* [Instruções de trabalho]:
**A)** Liste todos os bichos que, segundo a ata da assembleia dos bichos, manifestaram apoio ao decreto de indulto.
**B)** Transcreva da ata da assembleia dos bichos, sem nenhuma alteração, o trecho de “Manifestaram” até “da Floresta (STF).”.

* [Texto citado]:
------------------------------------------------

A
indulgência de Natal: ata da assembleia dos bichos
* Por
José Ribamar Bessa Freire
Aos
trinta dias do mês de dezembro do ano de dois mil e dezessete,
reuniu-se, às catorze horas, na clareira desmatada da floresta
amazônica, a Assembleia Geral dos Bichos (AGB), presentes aqueles
cujas assinaturas constam na Folha de Presença.
Vários
bichos justificaram ausência, em função de dificuldades de
deslocamento: o Cabra Cabral, o Porco, a Ave de Rapina, o Chimpanzé
Perrela e Salim - o Tigre de Bengala.
O
Chacal, presidente da AGB, deu o informe que antecedeu ao único
ponto da Ordem do Dia: a indulgência de natal concedida a bichos que
esfolaram, roubaram, receberam propinas, causando mortes e fome com o
desvio de recursos da saúde e da educação.
O
Chacal, revirando as patas dianteiras em permanente dancinha,
informou aos presentes sobre a publicação no Diário Oficial da
Floresta (DOF) do decreto do Indulto de Natal, de 22/12/17, que reduz
a vinte por cento o tempo exigido de cumprimento da pena para o
condenado indultado, perdoa o pagamento de multas relacionadas a
crimes cometidos contra o Erário Público, liberta até mesmo os
réus que estejam respondendo a outro processo ou cujos recursos
ainda estão em andamento em instâncias judiciais.
-
É assim que vamos estancar a sangria – aplaudiu a Raposa Felpuda.
O
escaldado Gato Angorá, que tem medo de água fria da lava-jato e só
permanece solto porque goza de “foro especial”, elogiou a parte
referente ao perdão do pagamento de multas.
-
Temos que manter isso, viu? – reafirmou o Chacal, pensando no seu
futuro que ao Diabo pertence.
Manifestaram
apoio ao decreto de indulto o Jacaré-na-lama, o Lobão Guará, o
Asno Marun, o Zebra Xuxu, o Urubu Cabeça-de-Piroca e o Tucano
Emplumado já indultado antecipadamente pelo Meritíssimo Hipopótamo
Togado, membro do Supremo Tribunal da Floresta (STF).

------------------------------------------------

[Anotações das caixas de elementos]
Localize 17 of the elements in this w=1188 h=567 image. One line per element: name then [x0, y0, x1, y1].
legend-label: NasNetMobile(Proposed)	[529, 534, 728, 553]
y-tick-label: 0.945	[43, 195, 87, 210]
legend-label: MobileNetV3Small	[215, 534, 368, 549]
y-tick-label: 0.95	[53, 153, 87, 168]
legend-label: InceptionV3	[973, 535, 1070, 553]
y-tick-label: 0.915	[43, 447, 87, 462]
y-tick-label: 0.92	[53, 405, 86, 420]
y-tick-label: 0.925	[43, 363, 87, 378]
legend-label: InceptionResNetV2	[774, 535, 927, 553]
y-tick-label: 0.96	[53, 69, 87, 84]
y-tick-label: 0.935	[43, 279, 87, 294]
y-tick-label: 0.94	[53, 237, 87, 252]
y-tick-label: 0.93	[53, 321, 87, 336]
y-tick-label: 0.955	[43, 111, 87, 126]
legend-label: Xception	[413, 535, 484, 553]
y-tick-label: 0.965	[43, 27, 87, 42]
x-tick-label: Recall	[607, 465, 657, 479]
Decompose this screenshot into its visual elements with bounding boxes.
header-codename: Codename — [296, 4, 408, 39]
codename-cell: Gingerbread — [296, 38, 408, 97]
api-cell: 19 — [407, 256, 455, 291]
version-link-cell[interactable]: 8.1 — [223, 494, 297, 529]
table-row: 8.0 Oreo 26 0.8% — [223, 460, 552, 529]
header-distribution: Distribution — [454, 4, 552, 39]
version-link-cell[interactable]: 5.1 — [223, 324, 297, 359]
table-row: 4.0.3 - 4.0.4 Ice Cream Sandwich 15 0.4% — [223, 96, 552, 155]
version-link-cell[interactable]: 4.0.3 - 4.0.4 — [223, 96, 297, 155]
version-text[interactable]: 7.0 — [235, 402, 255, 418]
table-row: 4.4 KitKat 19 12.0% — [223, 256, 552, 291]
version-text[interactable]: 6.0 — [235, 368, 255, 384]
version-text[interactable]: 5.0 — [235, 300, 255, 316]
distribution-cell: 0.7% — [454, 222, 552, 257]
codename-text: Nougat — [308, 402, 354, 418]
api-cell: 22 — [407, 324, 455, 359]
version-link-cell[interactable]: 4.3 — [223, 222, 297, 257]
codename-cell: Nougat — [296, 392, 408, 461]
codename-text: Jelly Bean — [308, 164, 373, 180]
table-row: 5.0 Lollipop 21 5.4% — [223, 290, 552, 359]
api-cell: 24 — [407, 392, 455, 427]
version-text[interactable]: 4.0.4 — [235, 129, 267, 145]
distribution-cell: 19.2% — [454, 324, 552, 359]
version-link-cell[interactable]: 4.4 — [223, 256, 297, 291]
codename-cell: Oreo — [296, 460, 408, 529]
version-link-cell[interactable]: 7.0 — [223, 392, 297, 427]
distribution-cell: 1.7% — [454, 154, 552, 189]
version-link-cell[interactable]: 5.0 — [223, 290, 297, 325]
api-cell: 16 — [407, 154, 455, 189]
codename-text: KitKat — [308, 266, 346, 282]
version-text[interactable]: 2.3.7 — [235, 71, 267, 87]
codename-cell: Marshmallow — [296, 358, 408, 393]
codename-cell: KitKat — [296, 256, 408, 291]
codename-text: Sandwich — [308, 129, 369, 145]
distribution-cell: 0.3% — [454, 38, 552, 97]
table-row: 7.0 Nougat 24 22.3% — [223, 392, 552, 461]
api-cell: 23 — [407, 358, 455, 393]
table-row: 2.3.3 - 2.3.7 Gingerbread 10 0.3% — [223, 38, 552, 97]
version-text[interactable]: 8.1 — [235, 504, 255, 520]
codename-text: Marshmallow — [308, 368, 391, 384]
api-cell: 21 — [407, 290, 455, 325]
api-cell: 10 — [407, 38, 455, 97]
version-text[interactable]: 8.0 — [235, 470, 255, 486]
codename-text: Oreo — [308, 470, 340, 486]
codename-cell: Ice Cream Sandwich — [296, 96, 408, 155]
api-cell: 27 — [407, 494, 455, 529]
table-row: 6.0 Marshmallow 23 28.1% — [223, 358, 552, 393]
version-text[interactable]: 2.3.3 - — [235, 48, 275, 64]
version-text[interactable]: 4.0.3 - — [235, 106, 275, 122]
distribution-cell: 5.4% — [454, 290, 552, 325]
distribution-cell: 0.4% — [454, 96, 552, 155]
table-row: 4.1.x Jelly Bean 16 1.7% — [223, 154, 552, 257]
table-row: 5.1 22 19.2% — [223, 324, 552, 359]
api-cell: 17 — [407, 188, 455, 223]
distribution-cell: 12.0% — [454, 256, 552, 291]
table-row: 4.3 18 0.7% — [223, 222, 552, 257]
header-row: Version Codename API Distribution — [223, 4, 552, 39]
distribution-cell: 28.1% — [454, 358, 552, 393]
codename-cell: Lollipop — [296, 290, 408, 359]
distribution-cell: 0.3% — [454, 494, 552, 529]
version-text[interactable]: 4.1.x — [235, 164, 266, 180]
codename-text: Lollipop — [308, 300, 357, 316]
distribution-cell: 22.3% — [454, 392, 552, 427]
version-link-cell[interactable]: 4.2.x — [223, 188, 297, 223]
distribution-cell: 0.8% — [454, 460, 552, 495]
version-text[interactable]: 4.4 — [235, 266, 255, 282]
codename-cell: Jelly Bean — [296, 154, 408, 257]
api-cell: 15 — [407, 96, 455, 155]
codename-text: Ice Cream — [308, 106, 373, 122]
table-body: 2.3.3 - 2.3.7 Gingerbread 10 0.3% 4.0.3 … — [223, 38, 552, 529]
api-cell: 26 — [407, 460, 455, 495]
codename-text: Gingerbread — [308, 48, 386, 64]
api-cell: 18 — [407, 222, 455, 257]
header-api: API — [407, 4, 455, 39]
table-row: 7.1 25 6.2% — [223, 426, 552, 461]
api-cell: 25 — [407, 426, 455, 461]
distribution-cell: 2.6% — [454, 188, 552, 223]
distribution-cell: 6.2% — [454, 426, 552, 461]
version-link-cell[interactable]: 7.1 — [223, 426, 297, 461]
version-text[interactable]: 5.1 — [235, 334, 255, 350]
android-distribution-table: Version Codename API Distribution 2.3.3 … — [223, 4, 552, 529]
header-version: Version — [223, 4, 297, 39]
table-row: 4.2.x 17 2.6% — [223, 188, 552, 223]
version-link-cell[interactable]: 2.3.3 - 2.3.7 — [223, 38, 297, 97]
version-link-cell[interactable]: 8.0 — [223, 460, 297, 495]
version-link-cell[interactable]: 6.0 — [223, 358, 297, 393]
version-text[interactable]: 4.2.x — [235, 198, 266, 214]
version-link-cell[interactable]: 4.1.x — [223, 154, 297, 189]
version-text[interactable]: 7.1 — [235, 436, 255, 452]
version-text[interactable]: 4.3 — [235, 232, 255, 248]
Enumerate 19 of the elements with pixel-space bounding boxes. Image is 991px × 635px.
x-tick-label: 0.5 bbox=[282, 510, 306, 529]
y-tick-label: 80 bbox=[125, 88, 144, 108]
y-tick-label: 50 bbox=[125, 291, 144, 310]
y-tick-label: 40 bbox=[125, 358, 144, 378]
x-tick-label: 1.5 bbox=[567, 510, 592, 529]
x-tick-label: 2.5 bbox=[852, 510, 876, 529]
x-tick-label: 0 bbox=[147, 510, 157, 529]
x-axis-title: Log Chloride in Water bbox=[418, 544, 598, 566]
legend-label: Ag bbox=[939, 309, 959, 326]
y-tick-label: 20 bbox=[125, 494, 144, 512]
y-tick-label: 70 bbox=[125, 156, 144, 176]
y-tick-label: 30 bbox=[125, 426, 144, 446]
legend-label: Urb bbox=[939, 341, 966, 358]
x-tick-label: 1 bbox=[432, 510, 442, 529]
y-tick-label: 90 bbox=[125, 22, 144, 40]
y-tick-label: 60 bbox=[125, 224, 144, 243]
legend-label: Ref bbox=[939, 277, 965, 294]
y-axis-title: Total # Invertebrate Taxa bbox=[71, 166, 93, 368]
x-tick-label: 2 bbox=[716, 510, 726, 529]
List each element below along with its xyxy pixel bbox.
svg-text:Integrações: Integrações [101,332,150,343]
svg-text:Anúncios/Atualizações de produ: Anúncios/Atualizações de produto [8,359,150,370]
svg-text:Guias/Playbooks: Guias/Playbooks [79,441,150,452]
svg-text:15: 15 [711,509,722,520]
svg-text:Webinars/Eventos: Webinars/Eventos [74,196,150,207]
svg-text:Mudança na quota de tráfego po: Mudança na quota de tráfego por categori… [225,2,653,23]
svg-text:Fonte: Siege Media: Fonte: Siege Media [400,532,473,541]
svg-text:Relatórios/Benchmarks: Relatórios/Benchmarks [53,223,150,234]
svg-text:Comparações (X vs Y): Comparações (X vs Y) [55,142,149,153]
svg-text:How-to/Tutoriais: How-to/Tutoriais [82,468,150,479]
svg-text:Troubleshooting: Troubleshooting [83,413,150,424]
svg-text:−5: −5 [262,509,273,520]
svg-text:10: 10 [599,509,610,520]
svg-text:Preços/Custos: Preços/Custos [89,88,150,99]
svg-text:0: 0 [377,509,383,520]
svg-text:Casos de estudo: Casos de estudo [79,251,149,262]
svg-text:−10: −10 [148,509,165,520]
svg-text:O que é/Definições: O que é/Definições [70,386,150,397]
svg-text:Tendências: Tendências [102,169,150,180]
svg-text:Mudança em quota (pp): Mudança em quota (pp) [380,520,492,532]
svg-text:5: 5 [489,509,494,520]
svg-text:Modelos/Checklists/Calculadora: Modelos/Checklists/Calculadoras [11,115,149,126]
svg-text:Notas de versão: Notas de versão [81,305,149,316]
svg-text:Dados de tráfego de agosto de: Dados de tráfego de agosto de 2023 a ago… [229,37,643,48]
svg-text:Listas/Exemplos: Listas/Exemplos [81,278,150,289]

------------------------------------------------

* [Respostas por tarefa]:
**A)**
Jacaré-na-lama
Lobão Guará
Asno Marun
Zebra Xuxu
Urubu Cabeça-de-Piroca
Tucano Emplumado

**B)**
Manifestaram
apoio ao decreto de indulto o Jacaré-na-lama, o Lobão Guará, o
Asno Marun, o Zebra Xuxu, o Urubu Cabeça-de-Piroca e o Tucano
Emplumado já indultado antecipadamente pelo Meritíssimo Hipopótamo
Togado, membro do Supremo Tribunal da Floresta (STF).